(Extracted records)
· · · ·
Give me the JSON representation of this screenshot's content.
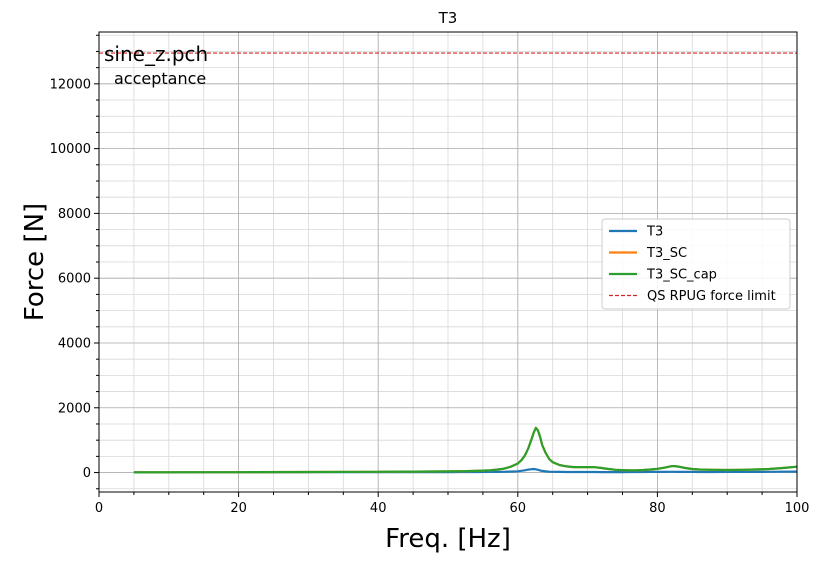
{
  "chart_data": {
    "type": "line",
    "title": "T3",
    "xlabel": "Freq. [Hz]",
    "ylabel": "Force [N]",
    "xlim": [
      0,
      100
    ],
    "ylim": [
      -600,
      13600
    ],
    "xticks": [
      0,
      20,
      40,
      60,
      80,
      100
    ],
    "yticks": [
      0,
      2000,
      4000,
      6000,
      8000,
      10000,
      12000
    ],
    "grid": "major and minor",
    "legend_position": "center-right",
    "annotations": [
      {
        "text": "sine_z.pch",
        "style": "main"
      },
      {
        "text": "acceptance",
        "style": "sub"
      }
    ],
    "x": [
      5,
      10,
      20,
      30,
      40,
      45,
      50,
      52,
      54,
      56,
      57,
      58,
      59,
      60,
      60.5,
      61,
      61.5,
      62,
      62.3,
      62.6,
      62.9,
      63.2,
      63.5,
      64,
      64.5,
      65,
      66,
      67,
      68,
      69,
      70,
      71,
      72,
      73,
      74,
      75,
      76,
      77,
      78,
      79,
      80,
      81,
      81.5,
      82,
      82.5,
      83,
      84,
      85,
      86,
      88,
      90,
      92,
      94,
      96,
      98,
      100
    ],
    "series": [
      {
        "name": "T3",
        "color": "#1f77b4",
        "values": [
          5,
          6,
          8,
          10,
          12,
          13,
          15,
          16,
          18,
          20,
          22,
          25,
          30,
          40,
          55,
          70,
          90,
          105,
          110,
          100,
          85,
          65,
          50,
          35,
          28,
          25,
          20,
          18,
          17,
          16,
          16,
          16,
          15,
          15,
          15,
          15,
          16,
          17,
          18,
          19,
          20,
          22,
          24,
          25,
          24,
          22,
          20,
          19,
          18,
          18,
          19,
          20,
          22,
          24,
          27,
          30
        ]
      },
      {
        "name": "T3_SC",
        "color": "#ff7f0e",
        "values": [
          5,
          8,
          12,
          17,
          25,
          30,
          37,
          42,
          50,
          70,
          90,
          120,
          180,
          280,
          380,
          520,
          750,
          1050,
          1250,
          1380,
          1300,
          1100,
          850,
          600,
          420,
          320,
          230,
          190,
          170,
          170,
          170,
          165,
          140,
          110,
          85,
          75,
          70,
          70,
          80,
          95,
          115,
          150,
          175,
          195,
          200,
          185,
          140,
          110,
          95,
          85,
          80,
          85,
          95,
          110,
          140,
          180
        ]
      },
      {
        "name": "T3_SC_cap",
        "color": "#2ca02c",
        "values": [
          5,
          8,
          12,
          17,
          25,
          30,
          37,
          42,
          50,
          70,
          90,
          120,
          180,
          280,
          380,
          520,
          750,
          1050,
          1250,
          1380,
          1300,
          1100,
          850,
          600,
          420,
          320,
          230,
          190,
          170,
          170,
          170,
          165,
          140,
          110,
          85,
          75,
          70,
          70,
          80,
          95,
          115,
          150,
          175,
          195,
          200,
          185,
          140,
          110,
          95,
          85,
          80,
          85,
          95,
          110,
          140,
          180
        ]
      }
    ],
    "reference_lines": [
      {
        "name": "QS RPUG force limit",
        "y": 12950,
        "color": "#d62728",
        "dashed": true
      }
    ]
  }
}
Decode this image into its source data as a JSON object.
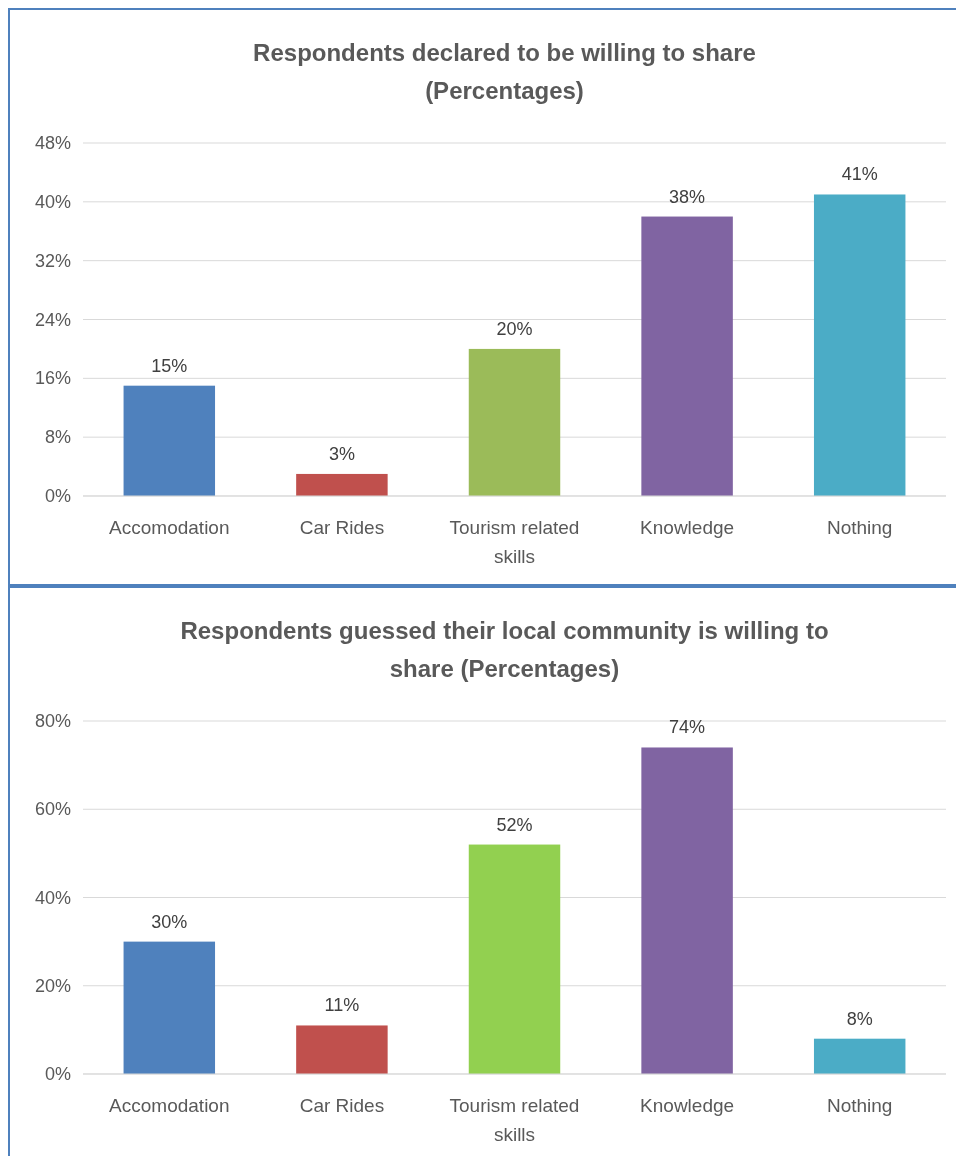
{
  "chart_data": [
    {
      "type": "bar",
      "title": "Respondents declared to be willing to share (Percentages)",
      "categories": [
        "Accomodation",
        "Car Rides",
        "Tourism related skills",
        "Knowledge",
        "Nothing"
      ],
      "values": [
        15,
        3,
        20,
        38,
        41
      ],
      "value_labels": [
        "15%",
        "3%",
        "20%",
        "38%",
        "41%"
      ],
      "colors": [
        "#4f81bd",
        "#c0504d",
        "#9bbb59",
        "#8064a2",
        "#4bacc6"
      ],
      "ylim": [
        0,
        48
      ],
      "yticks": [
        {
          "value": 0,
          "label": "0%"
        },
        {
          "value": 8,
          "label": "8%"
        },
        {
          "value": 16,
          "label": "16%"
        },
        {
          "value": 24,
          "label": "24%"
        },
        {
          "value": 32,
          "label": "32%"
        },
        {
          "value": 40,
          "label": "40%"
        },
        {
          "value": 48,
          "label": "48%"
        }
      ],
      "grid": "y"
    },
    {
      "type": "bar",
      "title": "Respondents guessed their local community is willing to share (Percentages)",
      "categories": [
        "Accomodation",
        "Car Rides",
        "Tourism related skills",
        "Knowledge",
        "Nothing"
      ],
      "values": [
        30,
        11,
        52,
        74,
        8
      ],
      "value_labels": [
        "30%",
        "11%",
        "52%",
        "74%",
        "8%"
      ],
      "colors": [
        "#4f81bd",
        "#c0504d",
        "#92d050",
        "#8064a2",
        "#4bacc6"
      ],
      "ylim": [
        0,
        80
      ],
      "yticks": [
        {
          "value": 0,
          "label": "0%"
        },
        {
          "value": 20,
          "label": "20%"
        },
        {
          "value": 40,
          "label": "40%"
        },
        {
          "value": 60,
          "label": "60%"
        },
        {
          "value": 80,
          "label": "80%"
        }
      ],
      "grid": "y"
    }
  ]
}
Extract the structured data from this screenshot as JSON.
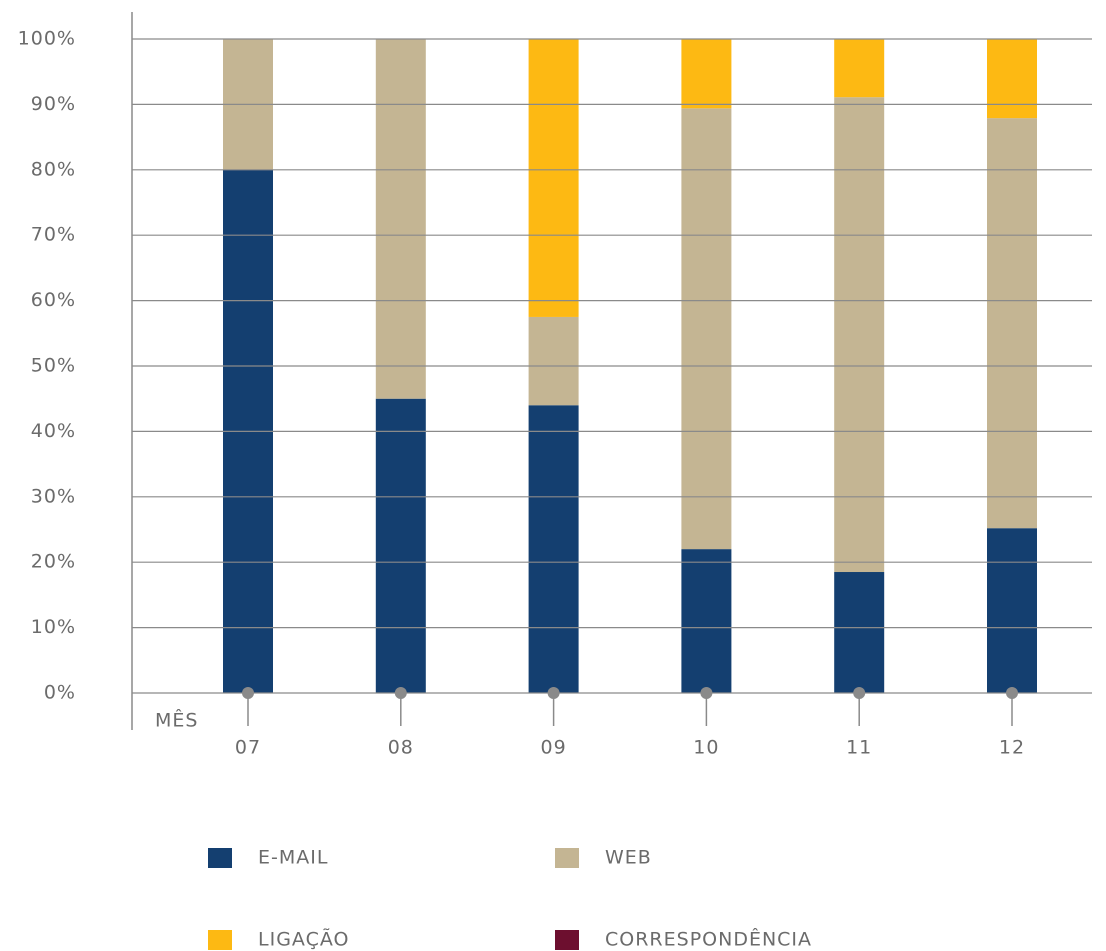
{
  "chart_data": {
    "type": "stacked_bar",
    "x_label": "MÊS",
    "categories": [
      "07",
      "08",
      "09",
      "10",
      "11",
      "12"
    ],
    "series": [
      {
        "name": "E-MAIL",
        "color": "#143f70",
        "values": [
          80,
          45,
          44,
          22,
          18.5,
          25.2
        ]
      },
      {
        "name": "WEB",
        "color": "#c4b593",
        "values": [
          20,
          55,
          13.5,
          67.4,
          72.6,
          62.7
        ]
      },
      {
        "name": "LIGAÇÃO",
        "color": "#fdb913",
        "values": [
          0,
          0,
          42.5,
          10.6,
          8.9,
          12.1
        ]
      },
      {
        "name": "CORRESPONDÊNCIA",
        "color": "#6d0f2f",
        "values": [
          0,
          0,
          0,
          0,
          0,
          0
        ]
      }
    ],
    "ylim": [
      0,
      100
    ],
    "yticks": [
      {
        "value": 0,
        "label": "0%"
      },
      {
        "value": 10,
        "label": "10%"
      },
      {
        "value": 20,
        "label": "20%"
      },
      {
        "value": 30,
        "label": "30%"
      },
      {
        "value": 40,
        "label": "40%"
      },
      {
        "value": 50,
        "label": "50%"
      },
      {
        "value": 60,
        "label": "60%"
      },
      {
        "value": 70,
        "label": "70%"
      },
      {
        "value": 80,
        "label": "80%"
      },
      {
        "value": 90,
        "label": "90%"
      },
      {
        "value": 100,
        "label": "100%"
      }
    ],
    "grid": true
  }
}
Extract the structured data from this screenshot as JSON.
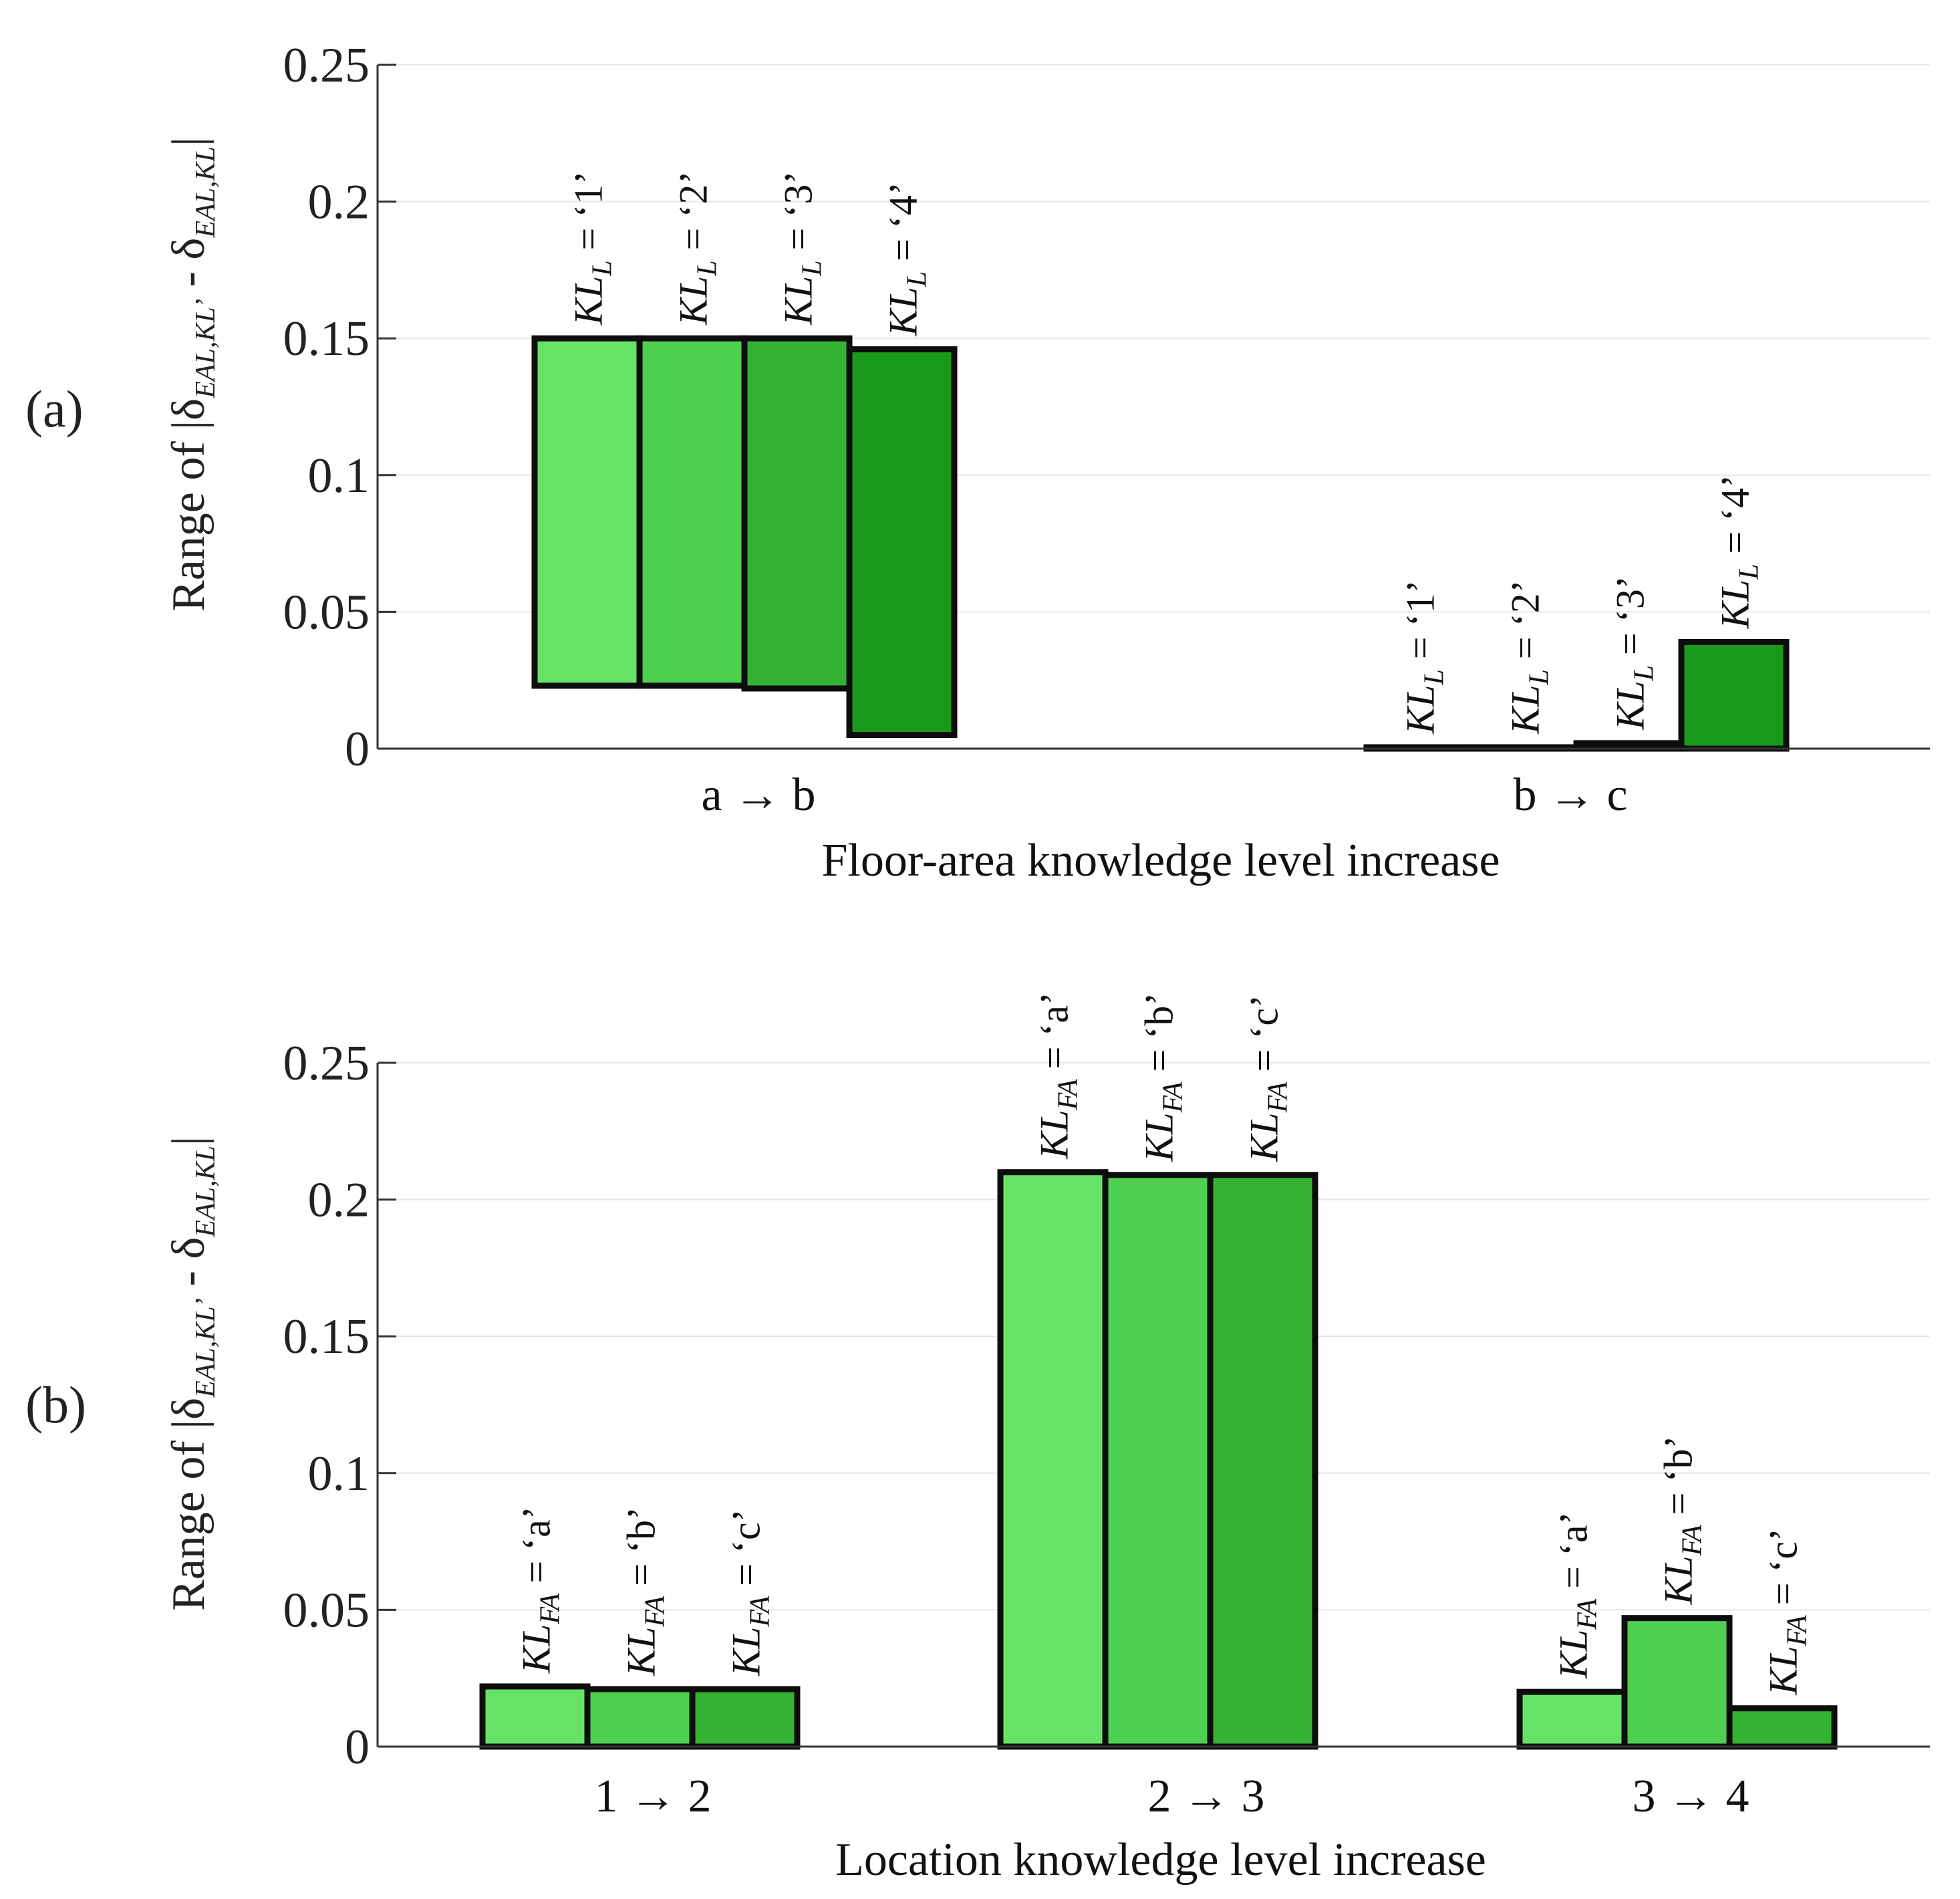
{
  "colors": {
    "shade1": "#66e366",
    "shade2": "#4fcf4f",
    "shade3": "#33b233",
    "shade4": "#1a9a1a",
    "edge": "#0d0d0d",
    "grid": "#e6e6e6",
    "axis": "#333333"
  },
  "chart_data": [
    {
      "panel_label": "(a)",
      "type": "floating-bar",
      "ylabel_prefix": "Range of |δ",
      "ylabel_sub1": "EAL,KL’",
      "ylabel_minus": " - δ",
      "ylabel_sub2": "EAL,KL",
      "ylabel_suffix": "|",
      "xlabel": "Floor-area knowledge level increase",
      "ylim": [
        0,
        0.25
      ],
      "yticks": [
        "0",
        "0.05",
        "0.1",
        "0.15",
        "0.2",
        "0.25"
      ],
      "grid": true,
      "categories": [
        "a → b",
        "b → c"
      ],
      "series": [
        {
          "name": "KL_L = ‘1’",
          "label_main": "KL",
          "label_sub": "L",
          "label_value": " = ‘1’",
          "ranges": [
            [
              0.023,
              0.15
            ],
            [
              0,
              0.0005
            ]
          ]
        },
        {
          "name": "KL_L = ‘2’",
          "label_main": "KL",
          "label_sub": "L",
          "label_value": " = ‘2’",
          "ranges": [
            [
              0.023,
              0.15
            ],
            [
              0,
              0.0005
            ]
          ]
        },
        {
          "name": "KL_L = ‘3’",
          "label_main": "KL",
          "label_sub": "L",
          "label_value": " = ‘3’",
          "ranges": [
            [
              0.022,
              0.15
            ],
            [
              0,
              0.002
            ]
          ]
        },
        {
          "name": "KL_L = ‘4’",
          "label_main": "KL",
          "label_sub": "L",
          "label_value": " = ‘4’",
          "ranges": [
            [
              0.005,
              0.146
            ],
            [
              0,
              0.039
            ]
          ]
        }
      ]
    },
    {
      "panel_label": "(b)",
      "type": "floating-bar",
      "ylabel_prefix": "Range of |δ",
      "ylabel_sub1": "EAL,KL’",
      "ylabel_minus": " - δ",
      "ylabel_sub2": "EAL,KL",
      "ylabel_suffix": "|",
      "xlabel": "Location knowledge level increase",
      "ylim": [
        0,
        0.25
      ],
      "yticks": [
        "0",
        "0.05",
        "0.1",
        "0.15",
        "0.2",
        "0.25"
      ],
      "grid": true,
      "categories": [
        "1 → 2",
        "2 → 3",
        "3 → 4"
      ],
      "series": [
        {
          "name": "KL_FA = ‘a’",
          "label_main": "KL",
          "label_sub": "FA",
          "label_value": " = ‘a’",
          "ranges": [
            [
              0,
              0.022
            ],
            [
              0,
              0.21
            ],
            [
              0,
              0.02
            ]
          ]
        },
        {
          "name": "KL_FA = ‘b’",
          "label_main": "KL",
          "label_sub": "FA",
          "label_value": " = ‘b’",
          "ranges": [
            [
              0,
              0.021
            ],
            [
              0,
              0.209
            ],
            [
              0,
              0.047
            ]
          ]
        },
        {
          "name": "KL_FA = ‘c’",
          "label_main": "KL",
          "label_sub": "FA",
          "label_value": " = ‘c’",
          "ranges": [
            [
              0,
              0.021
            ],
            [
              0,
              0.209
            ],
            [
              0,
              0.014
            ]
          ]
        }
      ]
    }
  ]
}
· · · ·
INSTRUCTION —
Go through the preceding material and copy each line that has the word "this".

EXERCISE OUTPUT —
Give me the JSON representation of this screenshot's content.
Decode this image into its source data as a JSON object.
Extract the structured data from this screenshot as JSON.
Extract the structured data from this screenshot as JSON.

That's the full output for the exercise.